*GIVEN INSTRUCTION*
Could you write out every entry exactly as it stands?

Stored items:
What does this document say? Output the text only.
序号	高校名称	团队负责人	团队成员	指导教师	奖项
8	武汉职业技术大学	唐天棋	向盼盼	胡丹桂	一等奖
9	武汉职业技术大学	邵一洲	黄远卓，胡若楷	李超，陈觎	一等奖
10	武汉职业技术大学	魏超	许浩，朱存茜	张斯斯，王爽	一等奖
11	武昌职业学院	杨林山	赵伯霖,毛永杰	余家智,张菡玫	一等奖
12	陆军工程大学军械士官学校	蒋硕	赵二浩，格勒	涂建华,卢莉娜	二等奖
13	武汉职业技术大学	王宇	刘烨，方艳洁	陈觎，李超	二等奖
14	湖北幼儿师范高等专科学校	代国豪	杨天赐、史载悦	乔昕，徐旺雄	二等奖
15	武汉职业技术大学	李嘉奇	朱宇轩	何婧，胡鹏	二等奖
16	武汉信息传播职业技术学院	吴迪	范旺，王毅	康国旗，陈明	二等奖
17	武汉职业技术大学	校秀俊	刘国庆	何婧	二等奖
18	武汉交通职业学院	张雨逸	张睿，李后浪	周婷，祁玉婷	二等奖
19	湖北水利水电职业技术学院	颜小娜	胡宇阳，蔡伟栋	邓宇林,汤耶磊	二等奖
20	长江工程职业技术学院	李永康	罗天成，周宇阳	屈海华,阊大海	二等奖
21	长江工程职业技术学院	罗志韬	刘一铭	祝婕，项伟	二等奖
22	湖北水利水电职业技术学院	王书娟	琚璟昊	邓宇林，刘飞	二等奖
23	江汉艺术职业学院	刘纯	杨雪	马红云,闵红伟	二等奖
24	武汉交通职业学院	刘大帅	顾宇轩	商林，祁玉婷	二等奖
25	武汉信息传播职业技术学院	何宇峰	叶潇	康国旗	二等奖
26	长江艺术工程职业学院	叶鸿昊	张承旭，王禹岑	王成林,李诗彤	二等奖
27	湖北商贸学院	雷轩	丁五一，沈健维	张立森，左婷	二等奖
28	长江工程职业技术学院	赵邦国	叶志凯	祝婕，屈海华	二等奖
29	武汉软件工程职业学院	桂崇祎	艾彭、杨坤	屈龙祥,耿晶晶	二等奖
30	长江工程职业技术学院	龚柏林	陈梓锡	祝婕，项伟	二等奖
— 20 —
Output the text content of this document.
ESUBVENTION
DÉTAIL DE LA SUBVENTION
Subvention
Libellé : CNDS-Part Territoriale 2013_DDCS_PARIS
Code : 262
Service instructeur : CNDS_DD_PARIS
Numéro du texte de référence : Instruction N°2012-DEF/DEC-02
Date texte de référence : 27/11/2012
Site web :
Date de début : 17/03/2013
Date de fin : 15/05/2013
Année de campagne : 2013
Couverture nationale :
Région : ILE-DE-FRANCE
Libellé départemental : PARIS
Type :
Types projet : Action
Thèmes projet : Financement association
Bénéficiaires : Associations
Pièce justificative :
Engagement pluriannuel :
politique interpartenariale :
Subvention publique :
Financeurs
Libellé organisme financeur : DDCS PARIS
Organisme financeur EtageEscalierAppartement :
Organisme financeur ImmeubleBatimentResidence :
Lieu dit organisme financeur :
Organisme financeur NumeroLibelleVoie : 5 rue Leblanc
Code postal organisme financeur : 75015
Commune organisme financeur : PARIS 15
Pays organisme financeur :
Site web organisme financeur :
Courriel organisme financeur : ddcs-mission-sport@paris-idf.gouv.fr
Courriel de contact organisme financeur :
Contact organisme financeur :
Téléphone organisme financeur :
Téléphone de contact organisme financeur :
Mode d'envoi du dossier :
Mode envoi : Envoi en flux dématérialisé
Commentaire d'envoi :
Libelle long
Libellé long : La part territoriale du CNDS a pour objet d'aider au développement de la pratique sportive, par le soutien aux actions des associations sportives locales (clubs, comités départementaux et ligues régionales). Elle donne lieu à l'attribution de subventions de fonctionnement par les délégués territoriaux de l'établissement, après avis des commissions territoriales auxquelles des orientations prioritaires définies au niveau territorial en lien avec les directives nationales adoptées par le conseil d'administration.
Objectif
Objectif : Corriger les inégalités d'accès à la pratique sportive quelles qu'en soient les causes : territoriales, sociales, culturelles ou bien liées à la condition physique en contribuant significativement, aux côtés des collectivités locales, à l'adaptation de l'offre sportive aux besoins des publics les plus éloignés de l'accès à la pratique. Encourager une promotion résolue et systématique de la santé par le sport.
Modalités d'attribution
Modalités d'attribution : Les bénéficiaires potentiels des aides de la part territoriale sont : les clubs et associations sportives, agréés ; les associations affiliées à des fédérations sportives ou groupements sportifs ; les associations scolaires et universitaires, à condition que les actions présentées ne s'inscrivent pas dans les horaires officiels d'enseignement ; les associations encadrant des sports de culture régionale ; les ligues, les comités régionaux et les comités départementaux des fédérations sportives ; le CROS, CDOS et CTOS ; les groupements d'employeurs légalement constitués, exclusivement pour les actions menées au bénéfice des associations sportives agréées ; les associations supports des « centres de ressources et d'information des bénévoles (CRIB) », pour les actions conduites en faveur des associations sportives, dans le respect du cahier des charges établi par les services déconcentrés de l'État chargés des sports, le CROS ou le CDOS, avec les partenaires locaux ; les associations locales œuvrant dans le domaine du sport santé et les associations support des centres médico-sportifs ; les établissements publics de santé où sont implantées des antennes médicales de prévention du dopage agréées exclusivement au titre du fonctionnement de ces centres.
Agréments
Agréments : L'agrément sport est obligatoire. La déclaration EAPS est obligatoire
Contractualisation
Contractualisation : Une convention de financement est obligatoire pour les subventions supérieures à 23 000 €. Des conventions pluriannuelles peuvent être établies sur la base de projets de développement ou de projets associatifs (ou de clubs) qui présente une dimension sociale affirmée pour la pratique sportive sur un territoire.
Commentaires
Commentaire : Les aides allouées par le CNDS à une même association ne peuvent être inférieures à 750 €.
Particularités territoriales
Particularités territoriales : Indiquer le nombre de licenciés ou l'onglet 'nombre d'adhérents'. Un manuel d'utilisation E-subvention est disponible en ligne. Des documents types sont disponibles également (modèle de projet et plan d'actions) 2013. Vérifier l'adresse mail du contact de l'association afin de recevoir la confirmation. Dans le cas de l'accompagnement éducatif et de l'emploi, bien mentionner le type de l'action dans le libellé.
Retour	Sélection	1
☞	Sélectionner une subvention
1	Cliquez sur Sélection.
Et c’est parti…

*CORRECT OUTPUT*
What does this document say? Output the text only.
序号	高校名称	团队负责人	团队成员	指导教师	奖项
8	武汉职业技术大学	唐天棋	向盼盼	胡丹桂	一等奖
9	武汉职业技术大学	邵一洲	黄远卓，胡若楷	李超，陈觎	一等奖
10	武汉职业技术大学	魏超	许浩，朱存茜	张斯斯，王爽	一等奖
11	武昌职业学院	杨林山	赵伯霖,毛永杰	余家智,张菡玫	一等奖
12	陆军工程大学军械士官学校	蒋硕	赵二浩，格勒	涂建华,卢莉娜	二等奖
13	武汉职业技术大学	王宇	刘烨，方艳洁	陈觎，李超	二等奖
14	湖北幼儿师范高等专科学校	代国豪	杨天赐、史载悦	乔昕，徐旺雄	二等奖
15	武汉职业技术大学	李嘉奇	朱宇轩	何婧，胡鹏	二等奖
16	武汉信息传播职业技术学院	吴迪	范旺，王毅	康国旗，陈明	二等奖
17	武汉职业技术大学	校秀俊	刘国庆	何婧	二等奖
18	武汉交通职业学院	张雨逸	张睿，李后浪	周婷，祁玉婷	二等奖
19	湖北水利水电职业技术学院	颜小娜	胡宇阳，蔡伟栋	邓宇林,汤耶磊	二等奖
20	长江工程职业技术学院	李永康	罗天成，周宇阳	屈海华,阊大海	二等奖
21	长江工程职业技术学院	罗志韬	刘一铭	祝婕，项伟	二等奖
22	湖北水利水电职业技术学院	王书娟	琚璟昊	邓宇林，刘飞	二等奖
23	江汉艺术职业学院	刘纯	杨雪	马红云,闵红伟	二等奖
24	武汉交通职业学院	刘大帅	顾宇轩	商林，祁玉婷	二等奖
25	武汉信息传播职业技术学院	何宇峰	叶潇	康国旗	二等奖
26	长江艺术工程职业学院	叶鸿昊	张承旭，王禹岑	王成林,李诗彤	二等奖
27	湖北商贸学院	雷轩	丁五一，沈健维	张立森，左婷	二等奖
28	长江工程职业技术学院	赵邦国	叶志凯	祝婕，屈海华	二等奖
29	武汉软件工程职业学院	桂崇祎	艾彭、杨坤	屈龙祥,耿晶晶	二等奖
30	长江工程职业技术学院	龚柏林	陈梓锡	祝婕，项伟	二等奖
— 20 —
Output the text content of this document.
ESUBVENTION
DÉTAIL DE LA SUBVENTION
Subvention
Libellé : CNDS-Part Territoriale 2013_DDCS_PARIS
Code : 262
Service instructeur : CNDS_DD_PARIS
Numéro du texte de référence : Instruction N°2012-DEF/DEC-02
Date texte de référence : 27/11/2012
Site web :
Date de début : 17/03/2013
Date de fin : 15/05/2013
Année de campagne : 2013
Couverture nationale :
Région : ILE-DE-FRANCE
Libellé départemental : PARIS
Type :
Types projet : Action
Thèmes projet : Financement association
Bénéficiaires : Associations
Pièce justificative :
Engagement pluriannuel :
politique interpartenariale :
Subvention publique :
Financeurs
Libellé organisme financeur : DDCS PARIS
Organisme financeur EtageEscalierAppartement :
Organisme financeur ImmeubleBatimentResidence :
Lieu dit organisme financeur :
Organisme financeur NumeroLibelleVoie : 5 rue Leblanc
Code postal organisme financeur : 75015
Commune organisme financeur : PARIS 15
Pays organisme financeur :
Site web organisme financeur :
Courriel organisme financeur : ddcs-mission-sport@paris-idf.gouv.fr
Courriel de contact organisme financeur :
Contact organisme financeur :
Téléphone organisme financeur :
Téléphone de contact organisme financeur :
Mode d'envoi du dossier :
Mode envoi : Envoi en flux dématérialisé
Commentaire d'envoi :
Libelle long
Libellé long : La part territoriale du CNDS a pour objet d'aider au développement de la pratique sportive, par le soutien aux actions des associations sportives locales (clubs, comités départementaux et ligues régionales). Elle donne lieu à l'attribution de subventions de fonctionnement par les délégués territoriaux de l'établissement, après avis des commissions territoriales auxquelles des orientations prioritaires définies au niveau territorial en lien avec les directives nationales adoptées par le conseil d'administration.
Objectif
Objectif : Corriger les inégalités d'accès à la pratique sportive quelles qu'en soient les causes : territoriales, sociales, culturelles ou bien liées à la condition physique en contribuant significativement, aux côtés des collectivités locales, à l'adaptation de l'offre sportive aux besoins des publics les plus éloignés de l'accès à la pratique. Encourager une promotion résolue et systématique de la santé par le sport.
Modalités d'attribution
Modalités d'attribution : Les bénéficiaires potentiels des aides de la part territoriale sont : les clubs et associations sportives, agréés ; les associations affiliées à des fédérations sportives ou groupements sportifs ; les associations scolaires et universitaires, à condition que les actions présentées ne s'inscrivent pas dans les horaires officiels d'enseignement ; les associations encadrant des sports de culture régionale ; les ligues, les comités régionaux et les comités départementaux des fédérations sportives ; le CROS, CDOS et CTOS ; les groupements d'employeurs légalement constitués, exclusivement pour les actions menées au bénéfice des associations sportives agréées ; les associations supports des « centres de ressources et d'information des bénévoles (CRIB) », pour les actions conduites en faveur des associations sportives, dans le respect du cahier des charges établi par les services déconcentrés de l'État chargés des sports, le CROS ou le CDOS, avec les partenaires locaux ; les associations locales œuvrant dans le domaine du sport santé et les associations support des centres médico-sportifs ; les établissements publics de santé où sont implantées des antennes médicales de prévention du dopage agréées exclusivement au titre du fonctionnement de ces centres.
Agréments
Agréments : L'agrément sport est obligatoire. La déclaration EAPS est obligatoire
Contractualisation
Contractualisation : Une convention de financement est obligatoire pour les subventions supérieures à 23 000 €. Des conventions pluriannuelles peuvent être établies sur la base de projets de développement ou de projets associatifs (ou de clubs) qui présente une dimension sociale affirmée pour la pratique sportive sur un territoire.
Commentaires
Commentaire : Les aides allouées par le CNDS à une même association ne peuvent être inférieures à 750 €.
Particularités territoriales
Particularités territoriales : Indiquer le nombre de licenciés ou l'onglet 'nombre d'adhérents'. Un manuel d'utilisation E-subvention est disponible en ligne. Des documents types sont disponibles également (modèle de projet et plan d'actions) 2013. Vérifier l'adresse mail du contact de l'association afin de recevoir la confirmation. Dans le cas de l'accompagnement éducatif et de l'emploi, bien mentionner le type de l'action dans le libellé.
Retour	Sélection	1
☞	Sélectionner une subvention
1	Cliquez sur Sélection.
Et c’est parti…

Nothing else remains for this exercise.